■ Problem statement ■
Find the string "JSON" in the records. Copy every line it appears in.

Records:
⁂

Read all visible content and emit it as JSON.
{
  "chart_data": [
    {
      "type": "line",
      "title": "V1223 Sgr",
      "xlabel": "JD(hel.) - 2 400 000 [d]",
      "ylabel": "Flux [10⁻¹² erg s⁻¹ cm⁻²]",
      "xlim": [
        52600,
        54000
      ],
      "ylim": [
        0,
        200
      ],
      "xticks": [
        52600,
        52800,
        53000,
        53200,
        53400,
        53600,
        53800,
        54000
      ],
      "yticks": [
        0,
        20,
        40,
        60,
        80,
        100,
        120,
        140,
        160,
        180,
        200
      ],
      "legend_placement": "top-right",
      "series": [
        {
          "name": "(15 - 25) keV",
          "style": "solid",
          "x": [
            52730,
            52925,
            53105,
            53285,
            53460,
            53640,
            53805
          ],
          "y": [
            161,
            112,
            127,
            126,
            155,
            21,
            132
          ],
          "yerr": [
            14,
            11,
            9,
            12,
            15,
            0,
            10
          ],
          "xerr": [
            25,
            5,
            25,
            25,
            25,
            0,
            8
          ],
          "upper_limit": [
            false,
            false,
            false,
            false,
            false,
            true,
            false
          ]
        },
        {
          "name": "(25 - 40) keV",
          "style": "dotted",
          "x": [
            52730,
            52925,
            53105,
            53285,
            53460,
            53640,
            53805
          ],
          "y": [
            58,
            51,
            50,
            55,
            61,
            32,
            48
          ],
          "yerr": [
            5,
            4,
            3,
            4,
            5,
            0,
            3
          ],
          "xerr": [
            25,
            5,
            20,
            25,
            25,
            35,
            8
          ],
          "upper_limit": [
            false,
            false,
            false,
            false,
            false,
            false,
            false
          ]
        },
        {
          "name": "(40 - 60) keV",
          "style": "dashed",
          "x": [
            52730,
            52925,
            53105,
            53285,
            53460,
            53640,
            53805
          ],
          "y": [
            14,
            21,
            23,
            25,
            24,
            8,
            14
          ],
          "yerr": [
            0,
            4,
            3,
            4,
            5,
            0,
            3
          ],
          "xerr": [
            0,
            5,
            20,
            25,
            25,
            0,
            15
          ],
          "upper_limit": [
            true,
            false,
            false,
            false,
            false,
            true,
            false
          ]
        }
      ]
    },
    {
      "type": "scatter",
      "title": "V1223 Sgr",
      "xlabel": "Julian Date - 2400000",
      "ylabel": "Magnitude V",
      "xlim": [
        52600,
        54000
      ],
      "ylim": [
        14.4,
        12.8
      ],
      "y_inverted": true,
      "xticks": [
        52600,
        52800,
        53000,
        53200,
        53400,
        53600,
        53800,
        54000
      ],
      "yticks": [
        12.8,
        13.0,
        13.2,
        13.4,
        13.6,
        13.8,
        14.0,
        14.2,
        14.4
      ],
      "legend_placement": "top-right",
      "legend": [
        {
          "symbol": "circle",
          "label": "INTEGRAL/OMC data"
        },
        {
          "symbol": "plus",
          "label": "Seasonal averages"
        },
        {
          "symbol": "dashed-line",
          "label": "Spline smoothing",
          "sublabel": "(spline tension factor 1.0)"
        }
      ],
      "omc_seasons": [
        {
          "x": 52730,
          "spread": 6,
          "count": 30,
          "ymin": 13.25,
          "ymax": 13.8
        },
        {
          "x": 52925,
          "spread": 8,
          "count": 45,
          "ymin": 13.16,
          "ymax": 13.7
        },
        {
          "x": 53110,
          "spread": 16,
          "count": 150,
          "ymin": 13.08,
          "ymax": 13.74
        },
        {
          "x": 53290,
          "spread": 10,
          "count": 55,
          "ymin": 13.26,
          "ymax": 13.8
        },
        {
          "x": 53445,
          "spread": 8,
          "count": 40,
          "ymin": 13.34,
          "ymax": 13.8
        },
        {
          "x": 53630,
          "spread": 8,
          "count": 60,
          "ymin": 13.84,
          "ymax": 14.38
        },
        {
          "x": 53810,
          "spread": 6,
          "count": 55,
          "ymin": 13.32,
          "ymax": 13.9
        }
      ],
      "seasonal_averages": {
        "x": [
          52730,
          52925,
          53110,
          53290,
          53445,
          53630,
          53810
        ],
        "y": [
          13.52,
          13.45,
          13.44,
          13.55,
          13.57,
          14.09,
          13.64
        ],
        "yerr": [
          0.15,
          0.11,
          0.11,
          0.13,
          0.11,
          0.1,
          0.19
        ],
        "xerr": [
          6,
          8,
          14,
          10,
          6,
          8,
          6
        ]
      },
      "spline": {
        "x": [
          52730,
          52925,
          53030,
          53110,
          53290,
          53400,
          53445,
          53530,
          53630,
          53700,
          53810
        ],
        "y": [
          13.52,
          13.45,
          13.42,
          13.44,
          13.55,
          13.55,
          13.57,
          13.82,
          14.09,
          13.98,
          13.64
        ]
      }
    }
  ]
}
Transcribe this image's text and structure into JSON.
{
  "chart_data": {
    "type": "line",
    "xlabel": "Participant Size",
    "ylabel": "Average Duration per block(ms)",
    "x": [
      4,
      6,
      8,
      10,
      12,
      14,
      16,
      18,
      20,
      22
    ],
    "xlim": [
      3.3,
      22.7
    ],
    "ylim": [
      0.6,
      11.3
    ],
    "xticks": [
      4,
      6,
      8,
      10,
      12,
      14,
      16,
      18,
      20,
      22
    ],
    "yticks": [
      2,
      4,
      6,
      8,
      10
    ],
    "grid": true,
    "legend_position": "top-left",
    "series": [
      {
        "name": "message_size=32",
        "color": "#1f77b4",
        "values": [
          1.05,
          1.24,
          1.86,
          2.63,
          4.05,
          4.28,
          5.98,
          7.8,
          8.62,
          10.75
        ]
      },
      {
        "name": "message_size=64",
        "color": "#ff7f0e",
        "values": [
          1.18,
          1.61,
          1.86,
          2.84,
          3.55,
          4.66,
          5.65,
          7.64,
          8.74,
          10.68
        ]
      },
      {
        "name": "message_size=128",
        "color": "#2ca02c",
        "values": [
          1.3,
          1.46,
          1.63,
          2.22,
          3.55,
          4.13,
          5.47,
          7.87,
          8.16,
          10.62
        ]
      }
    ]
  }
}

⁂

■ Response for this exercise ■
Read all visible content and emit it as JSON.
Transcribe this image's text and structure into JSON.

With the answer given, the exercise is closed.